═══ Source

L’apport du PRN LIVES
Pour observer les trajectoires des seniors dans les cinq pays, le projet a adopté un dispositif méthodologique mixte, combinant analyses de séquence et entretiens biographiques rétrospectifs à l’aide d’un « calendrier de vie », deux spécialités du PRN LIVES.
La partie quantitative utilisera les données de l’enquête longitudinale SHARE (Survey of Health, Ageing and Retirement in Europe), en collaboration avec le Dr. Jacques-Antoine Gauthier de l’UNIL et le Prof. Boris Wernli de FORS.
Pour la partie qualitative, les personnes interrogées seront issues de trois univers professionnels eux aussi très contrastés : les transports, un milieu assez masculin, exigeant du point de vue physique et marqué par des horaires décalés ; la santé, domaine ayant des caractéristiques communes avec les transports du point de vue de la pénibilité, mais plutôt occupé par des femmes ; et la finance, secteur d’activité plus mixte et moins physique, mais actuellement soumis à de fortes restructurations et évolutions technologiques.
Penser égalité et vieillissement de concert
« Les recherches antérieures ont montré que les entreprises ont plutôt tendance à externaliser les effets du vieillissement au travail ; elles encouragent les travailleurs et travailleuses âgé·e·s ‘fatigué·e·s‘ ou malades à réduire leurs heures de travail ou à partir plus tôt à la retraite », observe Nicky Le Feuvre. « Or, de telles pratiques de gestion RH sont difficilement compatibles avec les nouvelles injonctions au maintien en emploi des seniors. »
Nicky Le Feuvre mentionne également que « les politiques du vieillissement au travail, quand elles existent, sont rarement articulées avec les politiques d’égalité. Les deux peuvent même être pensées de manière contradictoire. D’un côté les entreprises facilitent le passage au temps partiel pour les mères de jeunes enfants, alors que de l’autre ces ‘années manquantes’ de cotisation vont peser lourdement sur les conditions dans lesquelles les femmes vont affronter la dernière partie de leur carrière professionnelle. Rares sont les entreprises qui pensent égalité professionnelle et vieillissement au travail de concert. »
Tout au long du déroulement de la recherche, les partenaires du projet DAISIE maintiendront des liens étroits avec des acteurs socio-économiques impliqués dans le vieillissement au travail, notamment par l’organisation de rencontres avec des employeurs, syndicats, associations et décideurs politiques dans chacun des pays étudiés. Un des objectifs est d’arriver à formuler des recommandations utiles pour l’élaboration de politiques de gestion des âges qui prennent en compte de manière intégrée les facteurs essentiels que sont le genre, l’âge et le statut social. Soit ce qu’on appelle, dans la recherche, une approche inter-sectionnelle des inégalités.

══════
═══ Matériel fourni

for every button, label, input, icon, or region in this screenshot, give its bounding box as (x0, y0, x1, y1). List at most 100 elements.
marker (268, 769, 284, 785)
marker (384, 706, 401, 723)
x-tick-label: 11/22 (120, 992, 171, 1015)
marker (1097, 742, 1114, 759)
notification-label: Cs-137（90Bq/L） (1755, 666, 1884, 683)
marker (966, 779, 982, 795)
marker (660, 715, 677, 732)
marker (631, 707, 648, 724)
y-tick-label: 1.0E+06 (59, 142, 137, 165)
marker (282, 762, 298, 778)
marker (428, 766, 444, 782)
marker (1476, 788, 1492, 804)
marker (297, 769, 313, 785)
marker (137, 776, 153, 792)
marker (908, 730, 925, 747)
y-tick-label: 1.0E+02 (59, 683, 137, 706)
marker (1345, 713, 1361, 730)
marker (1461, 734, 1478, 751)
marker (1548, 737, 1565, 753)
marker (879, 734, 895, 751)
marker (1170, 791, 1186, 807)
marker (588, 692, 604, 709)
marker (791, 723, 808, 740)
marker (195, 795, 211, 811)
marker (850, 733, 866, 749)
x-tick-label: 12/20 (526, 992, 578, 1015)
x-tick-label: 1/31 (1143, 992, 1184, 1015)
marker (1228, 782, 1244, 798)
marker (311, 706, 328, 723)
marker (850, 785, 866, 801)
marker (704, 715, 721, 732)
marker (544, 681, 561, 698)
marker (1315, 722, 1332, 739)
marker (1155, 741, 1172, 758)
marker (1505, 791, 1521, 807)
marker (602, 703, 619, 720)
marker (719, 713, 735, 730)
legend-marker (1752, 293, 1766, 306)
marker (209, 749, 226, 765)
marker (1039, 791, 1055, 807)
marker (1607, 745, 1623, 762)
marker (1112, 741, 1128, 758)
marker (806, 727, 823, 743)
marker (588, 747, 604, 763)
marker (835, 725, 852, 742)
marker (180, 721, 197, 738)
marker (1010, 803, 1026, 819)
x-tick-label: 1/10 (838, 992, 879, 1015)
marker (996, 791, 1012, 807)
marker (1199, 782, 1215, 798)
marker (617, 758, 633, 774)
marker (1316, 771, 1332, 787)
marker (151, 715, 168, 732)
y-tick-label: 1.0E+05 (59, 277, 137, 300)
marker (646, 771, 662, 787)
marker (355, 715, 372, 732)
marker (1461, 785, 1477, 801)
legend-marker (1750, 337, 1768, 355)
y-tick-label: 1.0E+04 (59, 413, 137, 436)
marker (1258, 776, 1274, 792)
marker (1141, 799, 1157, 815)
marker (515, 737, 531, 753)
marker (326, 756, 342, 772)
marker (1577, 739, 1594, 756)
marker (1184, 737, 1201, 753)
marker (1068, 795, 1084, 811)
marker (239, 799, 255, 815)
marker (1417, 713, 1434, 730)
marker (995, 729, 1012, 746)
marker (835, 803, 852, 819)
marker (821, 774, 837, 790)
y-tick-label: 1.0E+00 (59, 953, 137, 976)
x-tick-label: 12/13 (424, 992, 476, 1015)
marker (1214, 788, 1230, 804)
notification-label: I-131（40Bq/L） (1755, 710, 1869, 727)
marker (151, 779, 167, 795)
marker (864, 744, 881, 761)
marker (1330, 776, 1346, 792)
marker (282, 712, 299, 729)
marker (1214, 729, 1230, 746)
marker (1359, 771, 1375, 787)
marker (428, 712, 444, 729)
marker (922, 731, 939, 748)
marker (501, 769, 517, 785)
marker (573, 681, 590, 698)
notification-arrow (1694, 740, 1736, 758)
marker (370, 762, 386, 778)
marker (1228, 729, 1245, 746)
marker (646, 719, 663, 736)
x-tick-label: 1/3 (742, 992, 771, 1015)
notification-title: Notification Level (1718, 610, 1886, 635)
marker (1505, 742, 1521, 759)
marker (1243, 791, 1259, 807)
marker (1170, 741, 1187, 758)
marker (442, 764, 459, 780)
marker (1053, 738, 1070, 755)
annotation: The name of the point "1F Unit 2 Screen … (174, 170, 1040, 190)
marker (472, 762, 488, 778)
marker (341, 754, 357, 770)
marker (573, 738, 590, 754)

══════

[Consignes]
1. Pouvez-vous recopier tout ce qui va de « La partie quantitative » jusqu’à « Wernli de FORS. » dans la source, en échangeant « collaboration » contre « partenariat » ?
2. Avec quels acteurs socio-économiques la source prévoit-elle d’organiser des rencontres dans chacun des pays étudiés ?
Les lignes fournies ne servent à rien ici.

[Exercice corrigé]
1.
La partie quantitative utilisera les données de l’enquête longitudinale SHARE (Survey of Health, Ageing and Retirement in Europe), en partenariat avec le Dr. Jacques-Antoine Gauthier de l’UNIL et le Prof. Boris Wernli de FORS.

2. Les employeurs, les syndicats, les associations et les décideurs politiques.